▶ **Provided records**:
★ ★ ★ ★ ★ ★ ★

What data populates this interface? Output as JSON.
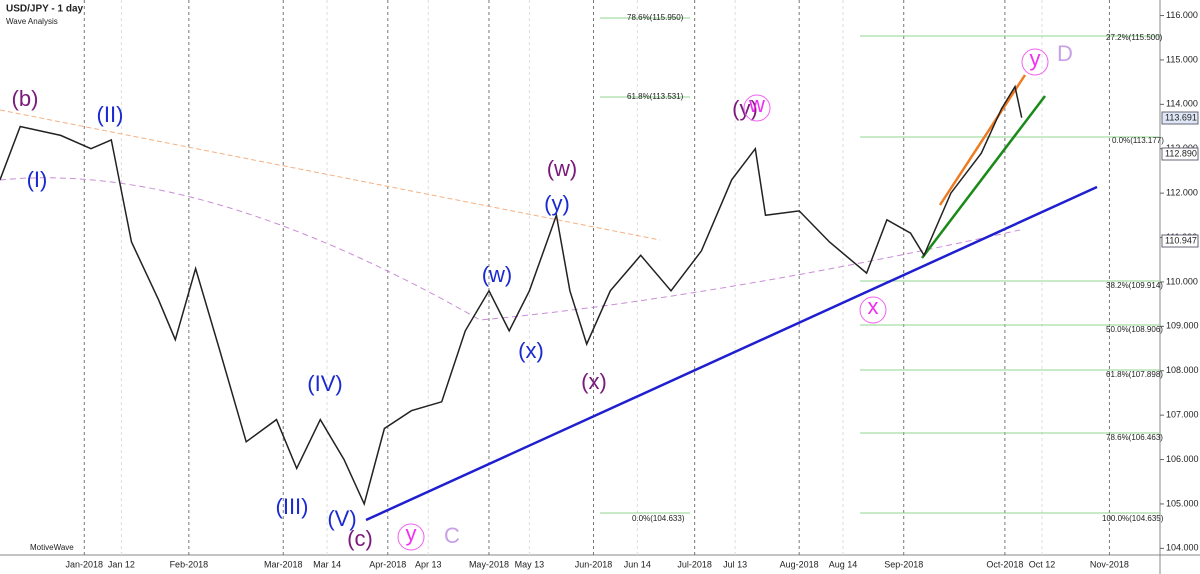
{
  "chart_data": {
    "type": "line",
    "title": "USD/JPY - 1 day",
    "subtitle": "Wave Analysis",
    "watermark": "MotiveWave",
    "color": "#222222",
    "x": [
      "2017-12-07",
      "2017-12-13",
      "2017-12-25",
      "2018-01-03",
      "2018-01-09",
      "2018-01-15",
      "2018-01-23",
      "2018-01-28",
      "2018-02-03",
      "2018-02-10",
      "2018-02-18",
      "2018-02-27",
      "2018-03-05",
      "2018-03-12",
      "2018-03-19",
      "2018-03-25",
      "2018-03-31",
      "2018-04-08",
      "2018-04-17",
      "2018-04-24",
      "2018-05-01",
      "2018-05-07",
      "2018-05-13",
      "2018-05-21",
      "2018-05-25",
      "2018-05-30",
      "2018-06-06",
      "2018-06-15",
      "2018-06-24",
      "2018-07-03",
      "2018-07-12",
      "2018-07-19",
      "2018-07-22",
      "2018-08-01",
      "2018-08-10",
      "2018-08-21",
      "2018-08-27",
      "2018-09-03",
      "2018-09-07",
      "2018-09-15",
      "2018-09-24",
      "2018-09-30",
      "2018-10-04",
      "2018-10-06"
    ],
    "values": [
      112.3,
      113.5,
      113.3,
      113.0,
      113.2,
      110.9,
      109.6,
      108.7,
      110.3,
      108.5,
      106.4,
      106.9,
      105.8,
      106.9,
      106.0,
      105.0,
      106.7,
      107.1,
      107.3,
      108.9,
      109.8,
      108.9,
      109.8,
      111.5,
      109.8,
      108.6,
      109.8,
      110.6,
      109.8,
      110.7,
      112.3,
      113.0,
      111.5,
      111.6,
      110.9,
      110.2,
      111.4,
      111.1,
      110.6,
      112.0,
      112.9,
      113.9,
      114.4,
      113.7
    ],
    "xlim": [
      "2017-12-07",
      "2018-11-16"
    ],
    "xticks": [
      {
        "value": "2018-01-01",
        "label": "Jan-2018"
      },
      {
        "value": "2018-01-12",
        "label": "Jan 12"
      },
      {
        "value": "2018-02-01",
        "label": "Feb-2018"
      },
      {
        "value": "2018-03-01",
        "label": "Mar-2018"
      },
      {
        "value": "2018-03-14",
        "label": "Mar 14"
      },
      {
        "value": "2018-04-01",
        "label": "Apr-2018"
      },
      {
        "value": "2018-04-13",
        "label": "Apr 13"
      },
      {
        "value": "2018-05-01",
        "label": "May-2018"
      },
      {
        "value": "2018-05-13",
        "label": "May 13"
      },
      {
        "value": "2018-06-01",
        "label": "Jun-2018"
      },
      {
        "value": "2018-06-14",
        "label": "Jun 14"
      },
      {
        "value": "2018-07-01",
        "label": "Jul-2018"
      },
      {
        "value": "2018-07-13",
        "label": "Jul 13"
      },
      {
        "value": "2018-08-01",
        "label": "Aug-2018"
      },
      {
        "value": "2018-08-14",
        "label": "Aug 14"
      },
      {
        "value": "2018-09-01",
        "label": "Sep-2018"
      },
      {
        "value": "2018-10-01",
        "label": "Oct-2018"
      },
      {
        "value": "2018-10-12",
        "label": "Oct 12"
      },
      {
        "value": "2018-11-01",
        "label": "Nov-2018"
      }
    ],
    "ylim": [
      103.85,
      116.35
    ],
    "yticks": [
      {
        "value": 104,
        "label": "104.000"
      },
      {
        "value": 105,
        "label": "105.000"
      },
      {
        "value": 106,
        "label": "106.000"
      },
      {
        "value": 107,
        "label": "107.000"
      },
      {
        "value": 108,
        "label": "108.000"
      },
      {
        "value": 109,
        "label": "109.000"
      },
      {
        "value": 110,
        "label": "110.000"
      },
      {
        "value": 111,
        "label": "111.000"
      },
      {
        "value": 112,
        "label": "112.000"
      },
      {
        "value": 113,
        "label": "113.000"
      },
      {
        "value": 114,
        "label": "114.000"
      },
      {
        "value": 115,
        "label": "115.000"
      },
      {
        "value": 116,
        "label": "116.000"
      }
    ],
    "price_tags": [
      "113.691",
      "112.890",
      "110.947"
    ],
    "fib": [
      "78.6%(115.950)",
      "27.2%(115.500)",
      "61.8%(113.531)",
      "0.0%(113.177)",
      "38.2%(109.914)",
      "50.0%(108.906)",
      "61.8%(107.898)",
      "78.6%(106.463)",
      "100.0%(104.635)",
      "0.0%(104.633)"
    ],
    "waves": [
      "(b)",
      "(I)",
      "(II)",
      "(III)",
      "(IV)",
      "(V)",
      "(c)",
      "y",
      "C",
      "(w)",
      "(x)",
      "(y)",
      "(w)",
      "(x)",
      "(y)",
      "w",
      "x",
      "y",
      "D"
    ]
  }
}
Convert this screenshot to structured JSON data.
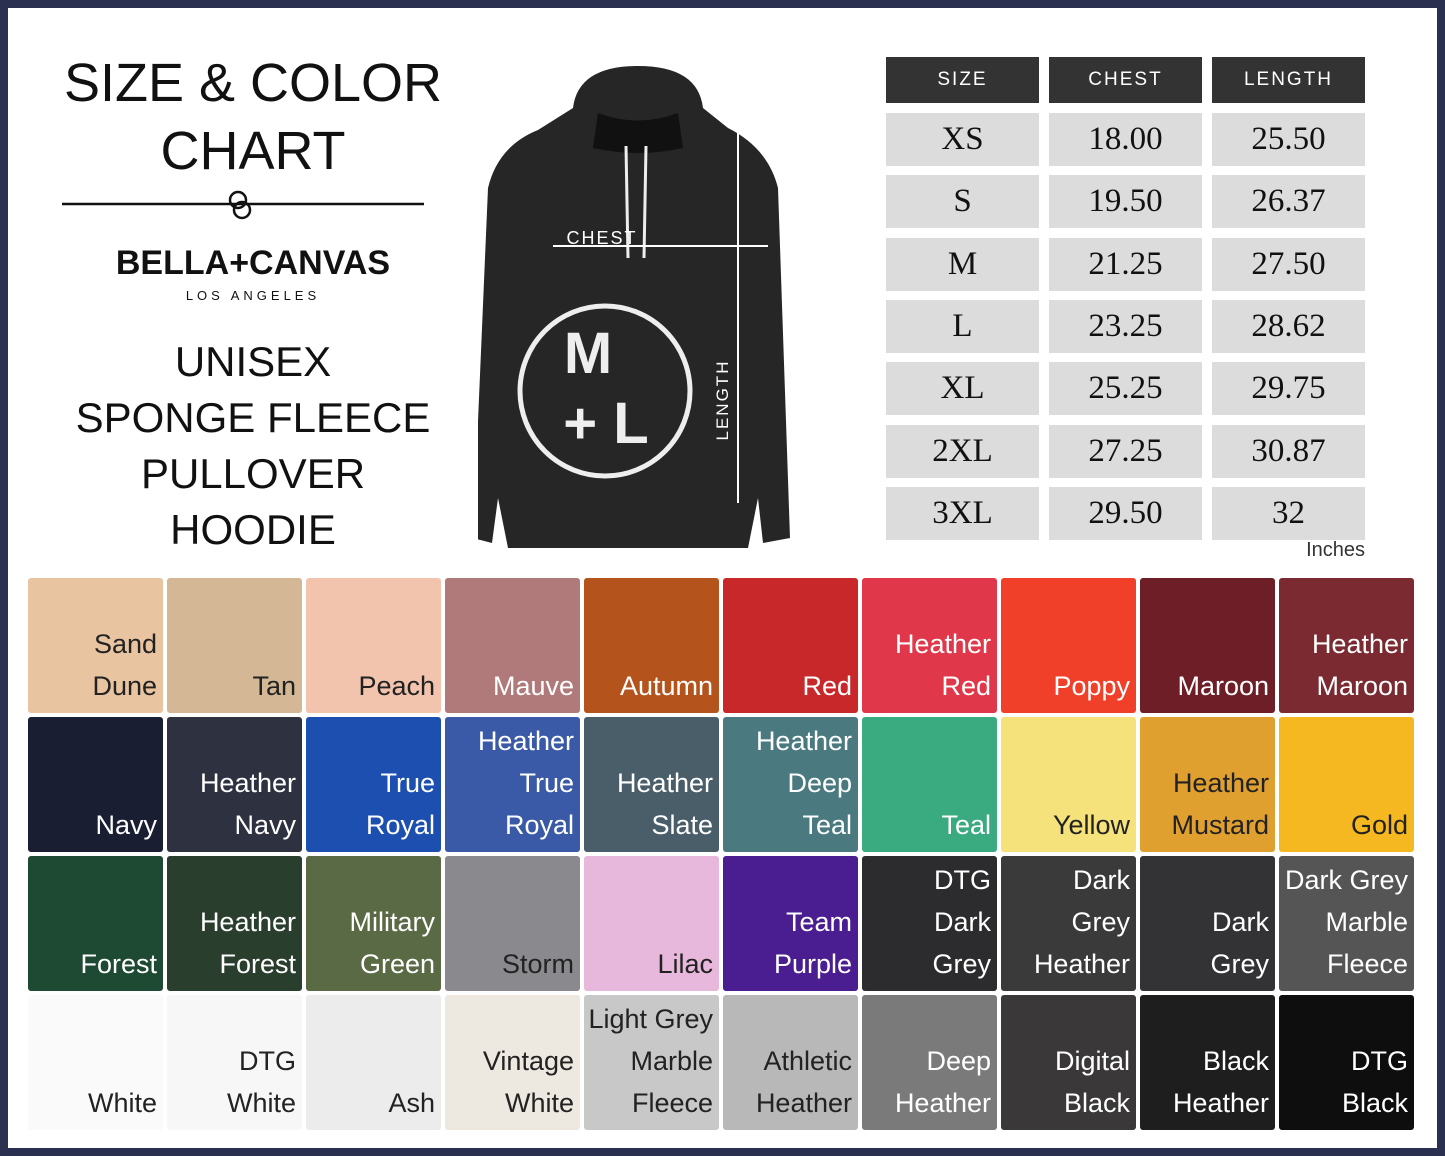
{
  "header": {
    "title_lines": [
      "SIZE & COLOR",
      "CHART"
    ],
    "brand": "BELLA+CANVAS",
    "brand_sub": "LOS ANGELES",
    "product_lines": [
      "UNISEX",
      "SPONGE FLEECE",
      "PULLOVER",
      "HOODIE"
    ]
  },
  "diagram": {
    "chest": "CHEST",
    "length": "LENGTH",
    "logo_top": "M",
    "logo_bottom": "+ L"
  },
  "table": {
    "headers": [
      "SIZE",
      "CHEST",
      "LENGTH"
    ],
    "rows": [
      [
        "XS",
        "18.00",
        "25.50"
      ],
      [
        "S",
        "19.50",
        "26.37"
      ],
      [
        "M",
        "21.25",
        "27.50"
      ],
      [
        "L",
        "23.25",
        "28.62"
      ],
      [
        "XL",
        "25.25",
        "29.75"
      ],
      [
        "2XL",
        "27.25",
        "30.87"
      ],
      [
        "3XL",
        "29.50",
        "32"
      ]
    ],
    "unit": "Inches"
  },
  "swatches": [
    {
      "lines": [
        "Sand",
        "Dune"
      ],
      "color": "#e8c4a0",
      "text_color": "#222"
    },
    {
      "lines": [
        "Tan"
      ],
      "color": "#d4b896",
      "text_color": "#222"
    },
    {
      "lines": [
        "Peach"
      ],
      "color": "#f2c4ae",
      "text_color": "#222"
    },
    {
      "lines": [
        "Mauve"
      ],
      "color": "#b07a7a",
      "text_color": "#fff"
    },
    {
      "lines": [
        "Autumn"
      ],
      "color": "#b5531c",
      "text_color": "#fff"
    },
    {
      "lines": [
        "Red"
      ],
      "color": "#c8282a",
      "text_color": "#fff"
    },
    {
      "lines": [
        "Heather",
        "Red"
      ],
      "color": "#e0384a",
      "text_color": "#fff"
    },
    {
      "lines": [
        "Poppy"
      ],
      "color": "#f0402a",
      "text_color": "#fff"
    },
    {
      "lines": [
        "Maroon"
      ],
      "color": "#6e1e26",
      "text_color": "#fff"
    },
    {
      "lines": [
        "Heather",
        "Maroon"
      ],
      "color": "#7a2a30",
      "text_color": "#fff"
    },
    {
      "lines": [
        "Navy"
      ],
      "color": "#1a1e33",
      "text_color": "#fff"
    },
    {
      "lines": [
        "Heather",
        "Navy"
      ],
      "color": "#2e3140",
      "text_color": "#fff"
    },
    {
      "lines": [
        "True",
        "Royal"
      ],
      "color": "#1d4fb0",
      "text_color": "#fff"
    },
    {
      "lines": [
        "Heather",
        "True",
        "Royal"
      ],
      "color": "#3a5aa8",
      "text_color": "#fff"
    },
    {
      "lines": [
        "Heather",
        "Slate"
      ],
      "color": "#4a5e6a",
      "text_color": "#fff"
    },
    {
      "lines": [
        "Heather",
        "Deep",
        "Teal"
      ],
      "color": "#4a7a80",
      "text_color": "#fff"
    },
    {
      "lines": [
        "Teal"
      ],
      "color": "#3aaa80",
      "text_color": "#fff"
    },
    {
      "lines": [
        "Yellow"
      ],
      "color": "#f6e27a",
      "text_color": "#222"
    },
    {
      "lines": [
        "Heather",
        "Mustard"
      ],
      "color": "#e0a030",
      "text_color": "#222"
    },
    {
      "lines": [
        "Gold"
      ],
      "color": "#f5b820",
      "text_color": "#222"
    },
    {
      "lines": [
        "Forest"
      ],
      "color": "#1e4a34",
      "text_color": "#fff"
    },
    {
      "lines": [
        "Heather",
        "Forest"
      ],
      "color": "#2a3e2e",
      "text_color": "#fff"
    },
    {
      "lines": [
        "Military",
        "Green"
      ],
      "color": "#5a6a44",
      "text_color": "#fff"
    },
    {
      "lines": [
        "Storm"
      ],
      "color": "#8a8a8e",
      "text_color": "#222"
    },
    {
      "lines": [
        "Lilac"
      ],
      "color": "#e8b8dc",
      "text_color": "#222"
    },
    {
      "lines": [
        "Team",
        "Purple"
      ],
      "color": "#4a1e90",
      "text_color": "#fff"
    },
    {
      "lines": [
        "DTG",
        "Dark",
        "Grey"
      ],
      "color": "#2c2c2e",
      "text_color": "#fff"
    },
    {
      "lines": [
        "Dark",
        "Grey",
        "Heather"
      ],
      "color": "#3a3a3a",
      "text_color": "#fff"
    },
    {
      "lines": [
        "Dark",
        "Grey"
      ],
      "color": "#333336",
      "text_color": "#fff"
    },
    {
      "lines": [
        "Dark Grey",
        "Marble",
        "Fleece"
      ],
      "color": "#555555",
      "text_color": "#fff"
    },
    {
      "lines": [
        "White"
      ],
      "color": "#fafafa",
      "text_color": "#222"
    },
    {
      "lines": [
        "DTG",
        "White"
      ],
      "color": "#f7f7f7",
      "text_color": "#222"
    },
    {
      "lines": [
        "Ash"
      ],
      "color": "#ececec",
      "text_color": "#222"
    },
    {
      "lines": [
        "Vintage",
        "White"
      ],
      "color": "#ede8e0",
      "text_color": "#222"
    },
    {
      "lines": [
        "Light Grey",
        "Marble",
        "Fleece"
      ],
      "color": "#c8c8c8",
      "text_color": "#222"
    },
    {
      "lines": [
        "Athletic",
        "Heather"
      ],
      "color": "#b8b8b8",
      "text_color": "#222"
    },
    {
      "lines": [
        "Deep",
        "Heather"
      ],
      "color": "#7a7a7a",
      "text_color": "#fff"
    },
    {
      "lines": [
        "Digital",
        "Black"
      ],
      "color": "#3a3838",
      "text_color": "#fff"
    },
    {
      "lines": [
        "Black",
        "Heather"
      ],
      "color": "#1e1e1e",
      "text_color": "#fff"
    },
    {
      "lines": [
        "DTG",
        "Black"
      ],
      "color": "#0e0e0e",
      "text_color": "#fff"
    }
  ]
}
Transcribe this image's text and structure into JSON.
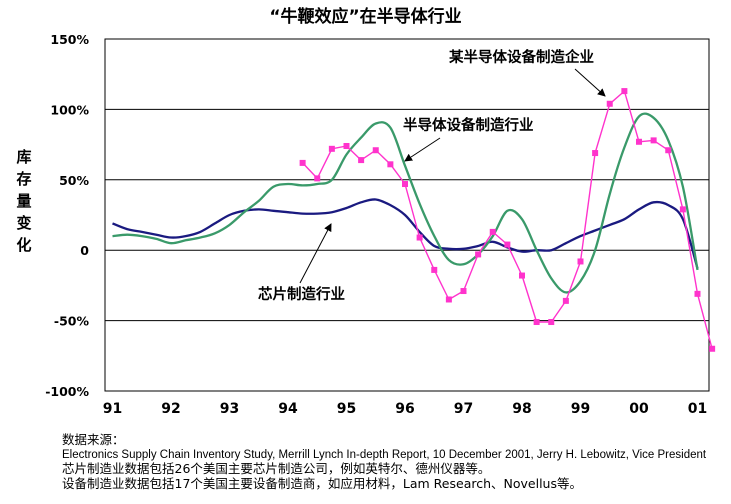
{
  "chart_data": {
    "type": "line",
    "title": "“牛鞭效应”在半导体行业",
    "ylabel": "库存量变化",
    "xlabel": "",
    "ylim": [
      -100,
      150
    ],
    "xlim": [
      90.75,
      101.1
    ],
    "yticks": [
      150,
      100,
      50,
      0,
      -50,
      -100
    ],
    "ytick_labels": [
      "150%",
      "100%",
      "50%",
      "0",
      "-50%",
      "-100%"
    ],
    "xtick_labels": [
      "91",
      "92",
      "93",
      "94",
      "95",
      "96",
      "97",
      "98",
      "99",
      "00",
      "01"
    ],
    "grid": "horizontal",
    "colors": {
      "chips": "#1a1a80",
      "equipment": "#3a9a6a",
      "company": "#ff33cc",
      "plot_border": "#000000"
    },
    "series": [
      {
        "name": "芯片制造行业",
        "x": [
          91.0,
          91.25,
          91.5,
          91.75,
          92.0,
          92.25,
          92.5,
          92.75,
          93.0,
          93.25,
          93.5,
          93.75,
          94.0,
          94.25,
          94.5,
          94.75,
          95.0,
          95.25,
          95.5,
          95.75,
          96.0,
          96.25,
          96.5,
          96.75,
          97.0,
          97.25,
          97.5,
          97.75,
          98.0,
          98.25,
          98.5,
          98.75,
          99.0,
          99.25,
          99.5,
          99.75,
          100.0,
          100.25,
          100.5,
          100.75,
          101.0
        ],
        "values": [
          19,
          15,
          13,
          11,
          9,
          10,
          13,
          19,
          25,
          28,
          29,
          28,
          27,
          26,
          26,
          27,
          30,
          34,
          36,
          32,
          25,
          13,
          3,
          1,
          1,
          3,
          6,
          2,
          -1,
          0,
          0,
          5,
          10,
          14,
          18,
          22,
          29,
          34,
          32,
          22,
          -13
        ]
      },
      {
        "name": "半导体设备制造行业",
        "x": [
          91.0,
          91.25,
          91.5,
          91.75,
          92.0,
          92.25,
          92.5,
          92.75,
          93.0,
          93.25,
          93.5,
          93.75,
          94.0,
          94.25,
          94.5,
          94.75,
          95.0,
          95.25,
          95.5,
          95.75,
          96.0,
          96.25,
          96.5,
          96.75,
          97.0,
          97.25,
          97.5,
          97.75,
          98.0,
          98.25,
          98.5,
          98.75,
          99.0,
          99.25,
          99.5,
          99.75,
          100.0,
          100.25,
          100.5,
          100.75,
          101.0
        ],
        "values": [
          10,
          11,
          10,
          8,
          5,
          7,
          9,
          12,
          18,
          27,
          35,
          45,
          47,
          46,
          47,
          50,
          68,
          80,
          90,
          87,
          60,
          33,
          10,
          -7,
          -10,
          -3,
          10,
          28,
          22,
          0,
          -20,
          -30,
          -22,
          0,
          40,
          73,
          95,
          94,
          78,
          45,
          -14
        ]
      },
      {
        "name": "某半导体设备制造企业",
        "x": [
          94.25,
          94.5,
          94.75,
          95.0,
          95.25,
          95.5,
          95.75,
          96.0,
          96.25,
          96.5,
          96.75,
          97.0,
          97.25,
          97.5,
          97.75,
          98.0,
          98.25,
          98.5,
          98.75,
          99.0,
          99.25,
          99.5,
          99.75,
          100.0,
          100.25,
          100.5,
          100.75,
          101.0,
          101.25
        ],
        "values": [
          62,
          51,
          72,
          74,
          64,
          71,
          61,
          47,
          9,
          -14,
          -35,
          -29,
          -3,
          13,
          4,
          -18,
          -51,
          -51,
          -36,
          -8,
          69,
          104,
          113,
          77,
          78,
          71,
          29,
          -31,
          -70
        ]
      }
    ],
    "annotations": [
      "某半导体设备制造企业",
      "半导体设备制造行业",
      "芯片制造行业"
    ]
  },
  "source": {
    "heading": "数据来源：",
    "line1": "Electronics Supply Chain Inventory Study, Merrill Lynch In-depth Report, 10 December 2001, Jerry H. Lebowitz, Vice President",
    "line2": "芯片制造业数据包括26个美国主要芯片制造公司，例如英特尔、德州仪器等。",
    "line3": "设备制造业数据包括17个美国主要设备制造商，如应用材料，Lam Research、Novellus等。"
  }
}
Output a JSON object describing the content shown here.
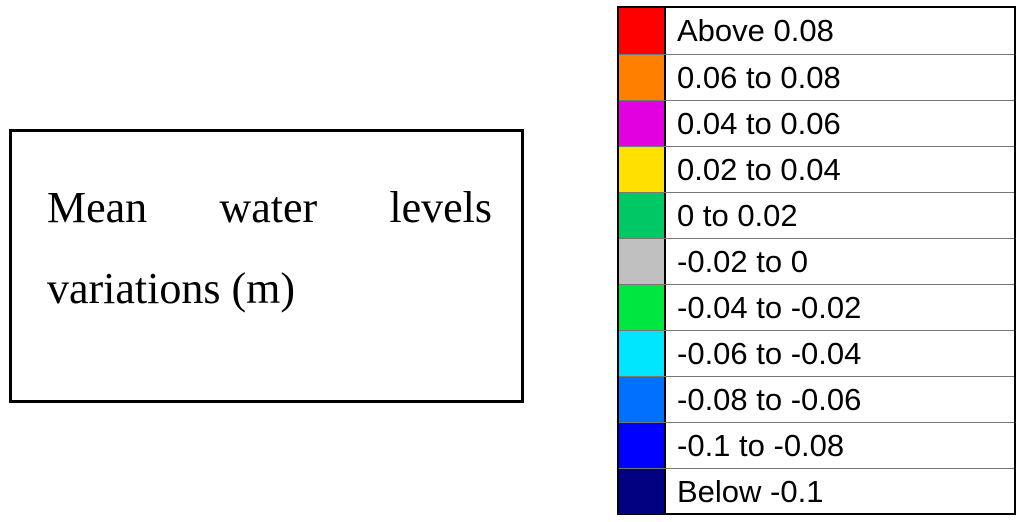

★ ★ ★ ★ ★ ★ ★

▶ **Written request**:
Report how many lines in these entries contain "name". Answer with the number only.

▶ **Task solution**:
3